Provided data

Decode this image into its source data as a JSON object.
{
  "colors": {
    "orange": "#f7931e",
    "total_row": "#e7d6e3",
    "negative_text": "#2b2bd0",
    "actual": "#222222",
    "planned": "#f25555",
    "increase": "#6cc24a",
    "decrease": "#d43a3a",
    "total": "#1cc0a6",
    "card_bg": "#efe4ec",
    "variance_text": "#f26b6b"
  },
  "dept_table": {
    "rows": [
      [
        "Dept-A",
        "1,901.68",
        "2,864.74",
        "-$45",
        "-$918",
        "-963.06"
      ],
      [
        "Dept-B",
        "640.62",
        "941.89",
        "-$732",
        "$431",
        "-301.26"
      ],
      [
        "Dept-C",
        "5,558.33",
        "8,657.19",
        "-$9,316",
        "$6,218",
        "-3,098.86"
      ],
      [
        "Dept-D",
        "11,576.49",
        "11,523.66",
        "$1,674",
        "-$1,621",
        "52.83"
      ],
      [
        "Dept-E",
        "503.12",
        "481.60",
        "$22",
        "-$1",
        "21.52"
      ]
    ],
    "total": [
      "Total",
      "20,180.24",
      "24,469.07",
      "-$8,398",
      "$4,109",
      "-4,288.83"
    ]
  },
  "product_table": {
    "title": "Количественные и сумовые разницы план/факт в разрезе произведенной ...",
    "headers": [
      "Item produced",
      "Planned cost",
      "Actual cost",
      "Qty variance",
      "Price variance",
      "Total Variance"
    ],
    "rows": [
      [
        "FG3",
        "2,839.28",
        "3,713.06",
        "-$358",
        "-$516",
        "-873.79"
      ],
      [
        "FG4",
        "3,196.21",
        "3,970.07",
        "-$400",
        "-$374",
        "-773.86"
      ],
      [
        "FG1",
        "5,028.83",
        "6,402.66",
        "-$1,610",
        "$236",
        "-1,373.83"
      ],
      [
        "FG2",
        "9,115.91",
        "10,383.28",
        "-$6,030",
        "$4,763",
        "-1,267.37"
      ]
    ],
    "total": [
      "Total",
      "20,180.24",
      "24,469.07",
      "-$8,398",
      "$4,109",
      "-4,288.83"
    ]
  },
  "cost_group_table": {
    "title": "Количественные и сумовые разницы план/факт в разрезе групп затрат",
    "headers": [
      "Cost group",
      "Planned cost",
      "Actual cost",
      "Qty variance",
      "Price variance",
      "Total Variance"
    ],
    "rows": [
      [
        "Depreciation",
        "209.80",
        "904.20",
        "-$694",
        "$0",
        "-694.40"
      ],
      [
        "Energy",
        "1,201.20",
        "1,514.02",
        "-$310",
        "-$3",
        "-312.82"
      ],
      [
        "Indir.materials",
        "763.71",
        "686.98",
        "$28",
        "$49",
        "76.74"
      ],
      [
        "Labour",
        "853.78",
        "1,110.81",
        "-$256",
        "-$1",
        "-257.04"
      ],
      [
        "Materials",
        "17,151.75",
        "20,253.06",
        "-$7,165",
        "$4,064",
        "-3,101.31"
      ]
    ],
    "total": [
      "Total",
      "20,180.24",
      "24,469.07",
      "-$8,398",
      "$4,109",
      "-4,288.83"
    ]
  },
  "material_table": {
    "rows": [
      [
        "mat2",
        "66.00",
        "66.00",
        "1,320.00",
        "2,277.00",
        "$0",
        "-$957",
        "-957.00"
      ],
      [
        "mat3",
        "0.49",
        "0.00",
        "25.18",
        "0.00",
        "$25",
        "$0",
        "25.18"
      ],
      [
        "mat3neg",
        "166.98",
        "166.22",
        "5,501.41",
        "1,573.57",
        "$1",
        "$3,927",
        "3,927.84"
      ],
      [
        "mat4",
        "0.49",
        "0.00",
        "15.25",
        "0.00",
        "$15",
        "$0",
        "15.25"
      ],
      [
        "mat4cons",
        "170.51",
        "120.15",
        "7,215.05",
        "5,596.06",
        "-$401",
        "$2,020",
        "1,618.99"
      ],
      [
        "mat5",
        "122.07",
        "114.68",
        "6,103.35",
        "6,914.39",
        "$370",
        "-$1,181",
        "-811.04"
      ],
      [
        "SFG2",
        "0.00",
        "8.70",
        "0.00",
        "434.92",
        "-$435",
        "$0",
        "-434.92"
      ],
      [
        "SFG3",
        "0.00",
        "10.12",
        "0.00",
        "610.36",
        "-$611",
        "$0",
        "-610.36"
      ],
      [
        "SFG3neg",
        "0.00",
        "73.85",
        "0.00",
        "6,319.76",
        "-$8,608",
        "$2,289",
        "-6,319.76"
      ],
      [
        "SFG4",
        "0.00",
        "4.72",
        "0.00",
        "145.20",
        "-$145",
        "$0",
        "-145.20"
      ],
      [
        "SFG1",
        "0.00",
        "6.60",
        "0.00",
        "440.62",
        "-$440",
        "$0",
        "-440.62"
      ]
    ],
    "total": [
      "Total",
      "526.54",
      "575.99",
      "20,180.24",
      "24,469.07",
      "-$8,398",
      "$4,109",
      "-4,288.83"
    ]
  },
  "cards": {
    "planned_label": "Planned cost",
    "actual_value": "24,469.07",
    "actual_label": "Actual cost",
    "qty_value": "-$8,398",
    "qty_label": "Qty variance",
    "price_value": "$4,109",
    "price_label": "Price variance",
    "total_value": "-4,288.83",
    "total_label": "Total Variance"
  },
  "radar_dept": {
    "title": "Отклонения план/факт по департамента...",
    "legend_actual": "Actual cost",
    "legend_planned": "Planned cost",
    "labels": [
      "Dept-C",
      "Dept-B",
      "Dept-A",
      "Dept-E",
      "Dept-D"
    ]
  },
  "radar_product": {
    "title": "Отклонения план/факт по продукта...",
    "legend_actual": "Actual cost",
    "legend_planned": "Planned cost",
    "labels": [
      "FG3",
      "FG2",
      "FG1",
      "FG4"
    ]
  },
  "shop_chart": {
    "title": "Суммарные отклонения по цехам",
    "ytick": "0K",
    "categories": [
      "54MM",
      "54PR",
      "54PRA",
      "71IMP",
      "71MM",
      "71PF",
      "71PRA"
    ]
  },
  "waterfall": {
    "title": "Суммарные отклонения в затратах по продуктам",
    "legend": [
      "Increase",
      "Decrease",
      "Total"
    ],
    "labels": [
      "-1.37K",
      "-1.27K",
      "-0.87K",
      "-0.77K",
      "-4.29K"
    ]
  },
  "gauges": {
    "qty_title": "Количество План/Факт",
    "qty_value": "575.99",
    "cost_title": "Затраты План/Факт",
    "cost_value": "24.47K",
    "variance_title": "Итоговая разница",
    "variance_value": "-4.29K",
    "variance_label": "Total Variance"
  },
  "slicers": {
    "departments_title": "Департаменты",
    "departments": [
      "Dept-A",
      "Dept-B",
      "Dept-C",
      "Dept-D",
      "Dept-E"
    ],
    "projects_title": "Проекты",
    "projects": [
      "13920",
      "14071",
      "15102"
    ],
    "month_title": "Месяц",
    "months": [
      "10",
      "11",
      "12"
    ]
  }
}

Written task
Output each record precisely as given.

Correct response
Decode this image into its source data as a JSON object.
{
  "colors": {
    "orange": "#f7931e",
    "total_row": "#e7d6e3",
    "negative_text": "#2b2bd0",
    "actual": "#222222",
    "planned": "#f25555",
    "increase": "#6cc24a",
    "decrease": "#d43a3a",
    "total": "#1cc0a6",
    "card_bg": "#efe4ec",
    "variance_text": "#f26b6b"
  },
  "dept_table": {
    "rows": [
      [
        "Dept-A",
        "1,901.68",
        "2,864.74",
        "-$45",
        "-$918",
        "-963.06"
      ],
      [
        "Dept-B",
        "640.62",
        "941.89",
        "-$732",
        "$431",
        "-301.26"
      ],
      [
        "Dept-C",
        "5,558.33",
        "8,657.19",
        "-$9,316",
        "$6,218",
        "-3,098.86"
      ],
      [
        "Dept-D",
        "11,576.49",
        "11,523.66",
        "$1,674",
        "-$1,621",
        "52.83"
      ],
      [
        "Dept-E",
        "503.12",
        "481.60",
        "$22",
        "-$1",
        "21.52"
      ]
    ],
    "total": [
      "Total",
      "20,180.24",
      "24,469.07",
      "-$8,398",
      "$4,109",
      "-4,288.83"
    ]
  },
  "product_table": {
    "title": "Количественные и сумовые разницы план/факт в разрезе произведенной ...",
    "headers": [
      "Item produced",
      "Planned cost",
      "Actual cost",
      "Qty variance",
      "Price variance",
      "Total Variance"
    ],
    "rows": [
      [
        "FG3",
        "2,839.28",
        "3,713.06",
        "-$358",
        "-$516",
        "-873.79"
      ],
      [
        "FG4",
        "3,196.21",
        "3,970.07",
        "-$400",
        "-$374",
        "-773.86"
      ],
      [
        "FG1",
        "5,028.83",
        "6,402.66",
        "-$1,610",
        "$236",
        "-1,373.83"
      ],
      [
        "FG2",
        "9,115.91",
        "10,383.28",
        "-$6,030",
        "$4,763",
        "-1,267.37"
      ]
    ],
    "total": [
      "Total",
      "20,180.24",
      "24,469.07",
      "-$8,398",
      "$4,109",
      "-4,288.83"
    ]
  },
  "cost_group_table": {
    "title": "Количественные и сумовые разницы план/факт в разрезе групп затрат",
    "headers": [
      "Cost group",
      "Planned cost",
      "Actual cost",
      "Qty variance",
      "Price variance",
      "Total Variance"
    ],
    "rows": [
      [
        "Depreciation",
        "209.80",
        "904.20",
        "-$694",
        "$0",
        "-694.40"
      ],
      [
        "Energy",
        "1,201.20",
        "1,514.02",
        "-$310",
        "-$3",
        "-312.82"
      ],
      [
        "Indir.materials",
        "763.71",
        "686.98",
        "$28",
        "$49",
        "76.74"
      ],
      [
        "Labour",
        "853.78",
        "1,110.81",
        "-$256",
        "-$1",
        "-257.04"
      ],
      [
        "Materials",
        "17,151.75",
        "20,253.06",
        "-$7,165",
        "$4,064",
        "-3,101.31"
      ]
    ],
    "total": [
      "Total",
      "20,180.24",
      "24,469.07",
      "-$8,398",
      "$4,109",
      "-4,288.83"
    ]
  },
  "material_table": {
    "rows": [
      [
        "mat2",
        "66.00",
        "66.00",
        "1,320.00",
        "2,277.00",
        "$0",
        "-$957",
        "-957.00"
      ],
      [
        "mat3",
        "0.49",
        "0.00",
        "25.18",
        "0.00",
        "$25",
        "$0",
        "25.18"
      ],
      [
        "mat3neg",
        "166.98",
        "166.22",
        "5,501.41",
        "1,573.57",
        "$1",
        "$3,927",
        "3,927.84"
      ],
      [
        "mat4",
        "0.49",
        "0.00",
        "15.25",
        "0.00",
        "$15",
        "$0",
        "15.25"
      ],
      [
        "mat4cons",
        "170.51",
        "120.15",
        "7,215.05",
        "5,596.06",
        "-$401",
        "$2,020",
        "1,618.99"
      ],
      [
        "mat5",
        "122.07",
        "114.68",
        "6,103.35",
        "6,914.39",
        "$370",
        "-$1,181",
        "-811.04"
      ],
      [
        "SFG2",
        "0.00",
        "8.70",
        "0.00",
        "434.92",
        "-$435",
        "$0",
        "-434.92"
      ],
      [
        "SFG3",
        "0.00",
        "10.12",
        "0.00",
        "610.36",
        "-$611",
        "$0",
        "-610.36"
      ],
      [
        "SFG3neg",
        "0.00",
        "73.85",
        "0.00",
        "6,319.76",
        "-$8,608",
        "$2,289",
        "-6,319.76"
      ],
      [
        "SFG4",
        "0.00",
        "4.72",
        "0.00",
        "145.20",
        "-$145",
        "$0",
        "-145.20"
      ],
      [
        "SFG1",
        "0.00",
        "6.60",
        "0.00",
        "440.62",
        "-$440",
        "$0",
        "-440.62"
      ]
    ],
    "total": [
      "Total",
      "526.54",
      "575.99",
      "20,180.24",
      "24,469.07",
      "-$8,398",
      "$4,109",
      "-4,288.83"
    ]
  },
  "cards": {
    "planned_label": "Planned cost",
    "actual_value": "24,469.07",
    "actual_label": "Actual cost",
    "qty_value": "-$8,398",
    "qty_label": "Qty variance",
    "price_value": "$4,109",
    "price_label": "Price variance",
    "total_value": "-4,288.83",
    "total_label": "Total Variance"
  },
  "radar_dept": {
    "title": "Отклонения план/факт по департамента...",
    "legend_actual": "Actual cost",
    "legend_planned": "Planned cost",
    "labels": [
      "Dept-C",
      "Dept-B",
      "Dept-A",
      "Dept-E",
      "Dept-D"
    ]
  },
  "radar_product": {
    "title": "Отклонения план/факт по продукта...",
    "legend_actual": "Actual cost",
    "legend_planned": "Planned cost",
    "labels": [
      "FG3",
      "FG2",
      "FG1",
      "FG4"
    ]
  },
  "shop_chart": {
    "title": "Суммарные отклонения по цехам",
    "ytick": "0K",
    "categories": [
      "54MM",
      "54PR",
      "54PRA",
      "71IMP",
      "71MM",
      "71PF",
      "71PRA"
    ]
  },
  "waterfall": {
    "title": "Суммарные отклонения в затратах по продуктам",
    "legend": [
      "Increase",
      "Decrease",
      "Total"
    ],
    "labels": [
      "-1.37K",
      "-1.27K",
      "-0.87K",
      "-0.77K",
      "-4.29K"
    ]
  },
  "gauges": {
    "qty_title": "Количество План/Факт",
    "qty_value": "575.99",
    "cost_title": "Затраты План/Факт",
    "cost_value": "24.47K",
    "variance_title": "Итоговая разница",
    "variance_value": "-4.29K",
    "variance_label": "Total Variance"
  },
  "slicers": {
    "departments_title": "Департаменты",
    "departments": [
      "Dept-A",
      "Dept-B",
      "Dept-C",
      "Dept-D",
      "Dept-E"
    ],
    "projects_title": "Проекты",
    "projects": [
      "13920",
      "14071",
      "15102"
    ],
    "month_title": "Месяц",
    "months": [
      "10",
      "11",
      "12"
    ]
  }
}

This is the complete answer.